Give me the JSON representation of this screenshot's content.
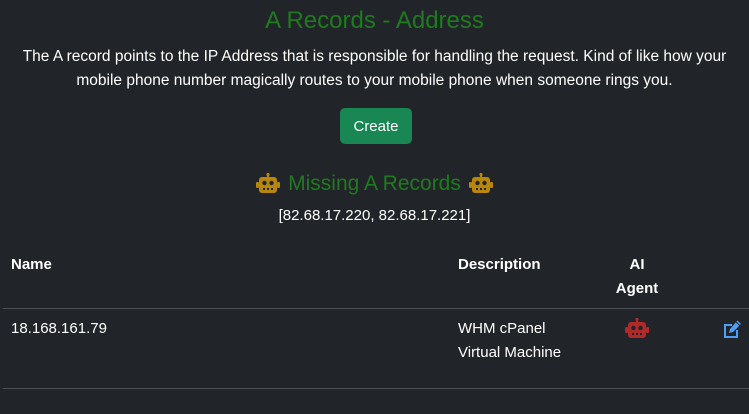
{
  "header": {
    "title": "A Records - Address",
    "description_line1": "The A record points to the IP Address that is responsible for handling the request. Kind of like how your",
    "description_line2": "mobile phone number magically routes to your mobile phone when someone rings you."
  },
  "actions": {
    "create_label": "Create"
  },
  "missing": {
    "label": "Missing A Records",
    "ips": "[82.68.17.220, 82.68.17.221]",
    "icon": "robot-icon",
    "icon_color": "#b8860b"
  },
  "table": {
    "headers": {
      "name": "Name",
      "description": "Description",
      "ai_line1": "AI",
      "ai_line2": "Agent"
    },
    "rows": [
      {
        "name": "18.168.161.79",
        "description_line1": "WHM cPanel",
        "description_line2": "Virtual Machine",
        "agent_icon": "robot-icon",
        "agent_icon_color": "#b02a2a",
        "edit_icon": "edit-icon"
      }
    ]
  },
  "colors": {
    "background": "#212529",
    "title_green": "#1f7a1f",
    "button_green": "#198754",
    "edit_blue": "#4d9ef7"
  }
}
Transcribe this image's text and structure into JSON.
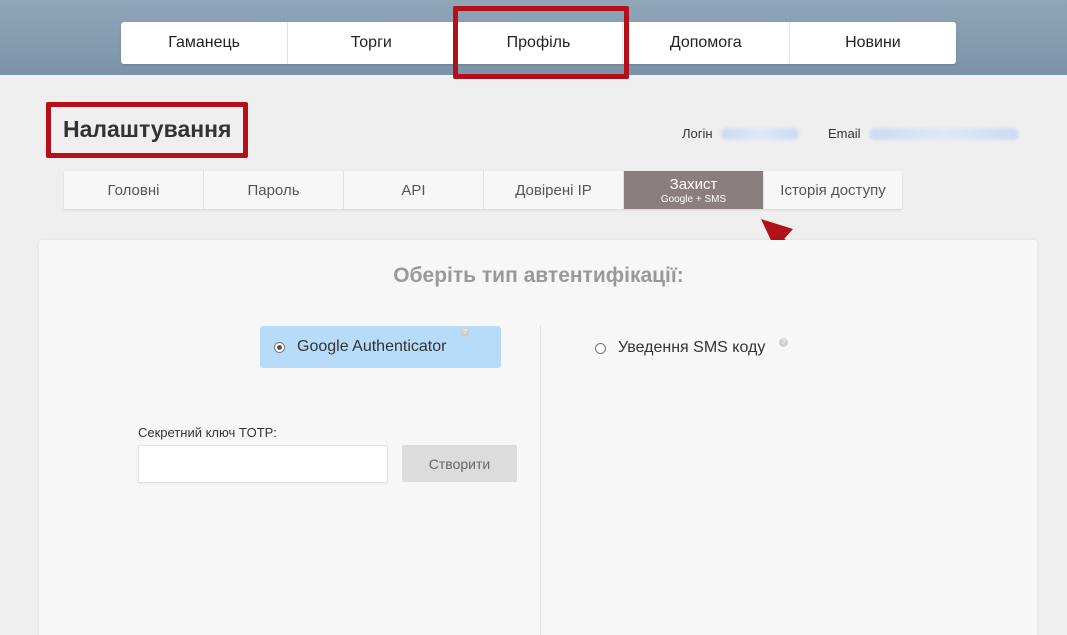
{
  "main_nav": {
    "items": [
      {
        "label": "Гаманець"
      },
      {
        "label": "Торги"
      },
      {
        "label": "Профіль"
      },
      {
        "label": "Допомога"
      },
      {
        "label": "Новини"
      }
    ]
  },
  "page": {
    "title": "Налаштування",
    "login_label": "Логін",
    "email_label": "Email"
  },
  "sub_tabs": {
    "items": [
      {
        "label": "Головні",
        "sub": ""
      },
      {
        "label": "Пароль",
        "sub": ""
      },
      {
        "label": "API",
        "sub": ""
      },
      {
        "label": "Довірені IP",
        "sub": ""
      },
      {
        "label": "Захист",
        "sub": "Google + SMS"
      },
      {
        "label": "Історія доступу",
        "sub": ""
      }
    ],
    "active_index": 4
  },
  "auth": {
    "heading": "Оберіть тип автентифікації:",
    "option_google": "Google Authenticator",
    "option_sms": "Уведення SMS коду",
    "help_glyph": "?",
    "totp_label": "Секретний ключ TOTP:",
    "totp_value": "",
    "create_button": "Створити"
  },
  "colors": {
    "annotation": "#b3101a",
    "active_tab": "#8b7e7f",
    "selected_option": "#b7dcf9"
  },
  "icons": {
    "help": "help-icon",
    "radio": "radio-icon",
    "arrow": "arrow-annotation"
  }
}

Task
Give every record back exactly as it reads, with no images.

Solution
Give me the JSON representation of this screenshot's content.
{
  "header": {
    "title": "A Records - Address",
    "description_line1": "The A record points to the IP Address that is responsible for handling the request. Kind of like how your",
    "description_line2": "mobile phone number magically routes to your mobile phone when someone rings you."
  },
  "actions": {
    "create_label": "Create"
  },
  "missing": {
    "label": "Missing A Records",
    "ips": "[82.68.17.220, 82.68.17.221]",
    "icon": "robot-icon",
    "icon_color": "#b8860b"
  },
  "table": {
    "headers": {
      "name": "Name",
      "description": "Description",
      "ai_line1": "AI",
      "ai_line2": "Agent"
    },
    "rows": [
      {
        "name": "18.168.161.79",
        "description_line1": "WHM cPanel",
        "description_line2": "Virtual Machine",
        "agent_icon": "robot-icon",
        "agent_icon_color": "#b02a2a",
        "edit_icon": "edit-icon"
      }
    ]
  },
  "colors": {
    "background": "#212529",
    "title_green": "#1f7a1f",
    "button_green": "#198754",
    "edit_blue": "#4d9ef7"
  }
}
Transcribe this image's text and structure into JSON.
{
  "main_nav": {
    "items": [
      {
        "label": "Гаманець"
      },
      {
        "label": "Торги"
      },
      {
        "label": "Профіль"
      },
      {
        "label": "Допомога"
      },
      {
        "label": "Новини"
      }
    ]
  },
  "page": {
    "title": "Налаштування",
    "login_label": "Логін",
    "email_label": "Email"
  },
  "sub_tabs": {
    "items": [
      {
        "label": "Головні",
        "sub": ""
      },
      {
        "label": "Пароль",
        "sub": ""
      },
      {
        "label": "API",
        "sub": ""
      },
      {
        "label": "Довірені IP",
        "sub": ""
      },
      {
        "label": "Захист",
        "sub": "Google + SMS"
      },
      {
        "label": "Історія доступу",
        "sub": ""
      }
    ],
    "active_index": 4
  },
  "auth": {
    "heading": "Оберіть тип автентифікації:",
    "option_google": "Google Authenticator",
    "option_sms": "Уведення SMS коду",
    "help_glyph": "?",
    "totp_label": "Секретний ключ TOTP:",
    "totp_value": "",
    "create_button": "Створити"
  },
  "colors": {
    "annotation": "#b3101a",
    "active_tab": "#8b7e7f",
    "selected_option": "#b7dcf9"
  },
  "icons": {
    "help": "help-icon",
    "radio": "radio-icon",
    "arrow": "arrow-annotation"
  }
}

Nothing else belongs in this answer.